(WHAT TO DO) Every entry that follows should be reproduced exactly.

Stored data:
------------

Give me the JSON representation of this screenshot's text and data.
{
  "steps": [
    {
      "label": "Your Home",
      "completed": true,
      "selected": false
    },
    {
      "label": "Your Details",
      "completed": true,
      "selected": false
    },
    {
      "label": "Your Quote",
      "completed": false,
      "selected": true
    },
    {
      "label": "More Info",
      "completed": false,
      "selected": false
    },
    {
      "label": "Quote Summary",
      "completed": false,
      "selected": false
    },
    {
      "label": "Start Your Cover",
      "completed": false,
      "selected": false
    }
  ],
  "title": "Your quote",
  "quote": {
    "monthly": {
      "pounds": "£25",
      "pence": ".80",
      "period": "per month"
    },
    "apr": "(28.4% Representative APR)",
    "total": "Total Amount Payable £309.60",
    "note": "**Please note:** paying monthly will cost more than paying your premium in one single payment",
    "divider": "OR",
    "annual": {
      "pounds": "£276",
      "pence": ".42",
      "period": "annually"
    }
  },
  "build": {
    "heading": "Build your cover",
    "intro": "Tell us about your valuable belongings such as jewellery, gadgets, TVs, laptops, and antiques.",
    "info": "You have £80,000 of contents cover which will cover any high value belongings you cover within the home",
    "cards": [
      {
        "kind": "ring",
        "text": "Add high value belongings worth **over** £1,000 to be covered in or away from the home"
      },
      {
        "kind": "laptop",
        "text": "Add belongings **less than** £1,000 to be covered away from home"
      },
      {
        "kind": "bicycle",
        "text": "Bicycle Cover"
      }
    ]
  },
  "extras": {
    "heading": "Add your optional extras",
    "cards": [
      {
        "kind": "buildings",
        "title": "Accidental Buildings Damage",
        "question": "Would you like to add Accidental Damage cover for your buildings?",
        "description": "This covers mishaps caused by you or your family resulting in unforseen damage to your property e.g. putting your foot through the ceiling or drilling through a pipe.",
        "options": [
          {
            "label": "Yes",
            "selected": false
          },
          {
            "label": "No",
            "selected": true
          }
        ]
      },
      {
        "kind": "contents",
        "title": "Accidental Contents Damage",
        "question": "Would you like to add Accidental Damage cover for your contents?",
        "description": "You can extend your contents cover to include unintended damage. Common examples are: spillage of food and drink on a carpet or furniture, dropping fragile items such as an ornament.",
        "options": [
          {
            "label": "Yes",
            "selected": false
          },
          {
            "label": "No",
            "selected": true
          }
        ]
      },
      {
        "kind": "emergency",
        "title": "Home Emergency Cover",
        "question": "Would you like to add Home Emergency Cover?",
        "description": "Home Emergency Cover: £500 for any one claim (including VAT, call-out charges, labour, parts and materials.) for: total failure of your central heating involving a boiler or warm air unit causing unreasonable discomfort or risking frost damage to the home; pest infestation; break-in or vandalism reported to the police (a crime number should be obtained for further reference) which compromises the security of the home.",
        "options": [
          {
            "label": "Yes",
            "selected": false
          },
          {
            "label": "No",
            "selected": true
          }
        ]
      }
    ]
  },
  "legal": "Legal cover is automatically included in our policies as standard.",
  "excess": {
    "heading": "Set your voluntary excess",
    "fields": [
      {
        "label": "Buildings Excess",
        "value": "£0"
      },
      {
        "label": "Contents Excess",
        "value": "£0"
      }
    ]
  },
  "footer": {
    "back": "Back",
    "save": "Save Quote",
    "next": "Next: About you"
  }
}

------------

(RIGHT ANSWER)
Give me the JSON representation of this screenshot's text and data.
{
  "steps": [
    {
      "label": "Your Home",
      "completed": true,
      "selected": false
    },
    {
      "label": "Your Details",
      "completed": true,
      "selected": false
    },
    {
      "label": "Your Quote",
      "completed": false,
      "selected": true
    },
    {
      "label": "More Info",
      "completed": false,
      "selected": false
    },
    {
      "label": "Quote Summary",
      "completed": false,
      "selected": false
    },
    {
      "label": "Start Your Cover",
      "completed": false,
      "selected": false
    }
  ],
  "title": "Your quote",
  "quote": {
    "monthly": {
      "pounds": "£25",
      "pence": ".80",
      "period": "per month"
    },
    "apr": "(28.4% Representative APR)",
    "total": "Total Amount Payable £309.60",
    "note": "**Please note:** paying monthly will cost more than paying your premium in one single payment",
    "divider": "OR",
    "annual": {
      "pounds": "£276",
      "pence": ".42",
      "period": "annually"
    }
  },
  "build": {
    "heading": "Build your cover",
    "intro": "Tell us about your valuable belongings such as jewellery, gadgets, TVs, laptops, and antiques.",
    "info": "You have £80,000 of contents cover which will cover any high value belongings you cover within the home",
    "cards": [
      {
        "kind": "ring",
        "text": "Add high value belongings worth **over** £1,000 to be covered in or away from the home"
      },
      {
        "kind": "laptop",
        "text": "Add belongings **less than** £1,000 to be covered away from home"
      },
      {
        "kind": "bicycle",
        "text": "Bicycle Cover"
      }
    ]
  },
  "extras": {
    "heading": "Add your optional extras",
    "cards": [
      {
        "kind": "buildings",
        "title": "Accidental Buildings Damage",
        "question": "Would you like to add Accidental Damage cover for your buildings?",
        "description": "This covers mishaps caused by you or your family resulting in unforseen damage to your property e.g. putting your foot through the ceiling or drilling through a pipe.",
        "options": [
          {
            "label": "Yes",
            "selected": false
          },
          {
            "label": "No",
            "selected": true
          }
        ]
      },
      {
        "kind": "contents",
        "title": "Accidental Contents Damage",
        "question": "Would you like to add Accidental Damage cover for your contents?",
        "description": "You can extend your contents cover to include unintended damage. Common examples are: spillage of food and drink on a carpet or furniture, dropping fragile items such as an ornament.",
        "options": [
          {
            "label": "Yes",
            "selected": false
          },
          {
            "label": "No",
            "selected": true
          }
        ]
      },
      {
        "kind": "emergency",
        "title": "Home Emergency Cover",
        "question": "Would you like to add Home Emergency Cover?",
        "description": "Home Emergency Cover: £500 for any one claim (including VAT, call-out charges, labour, parts and materials.) for: total failure of your central heating involving a boiler or warm air unit causing unreasonable discomfort or risking frost damage to the home; pest infestation; break-in or vandalism reported to the police (a crime number should be obtained for further reference) which compromises the security of the home.",
        "options": [
          {
            "label": "Yes",
            "selected": false
          },
          {
            "label": "No",
            "selected": true
          }
        ]
      }
    ]
  },
  "legal": "Legal cover is automatically included in our policies as standard.",
  "excess": {
    "heading": "Set your voluntary excess",
    "fields": [
      {
        "label": "Buildings Excess",
        "value": "£0"
      },
      {
        "label": "Contents Excess",
        "value": "£0"
      }
    ]
  },
  "footer": {
    "back": "Back",
    "save": "Save Quote",
    "next": "Next: About you"
  }
}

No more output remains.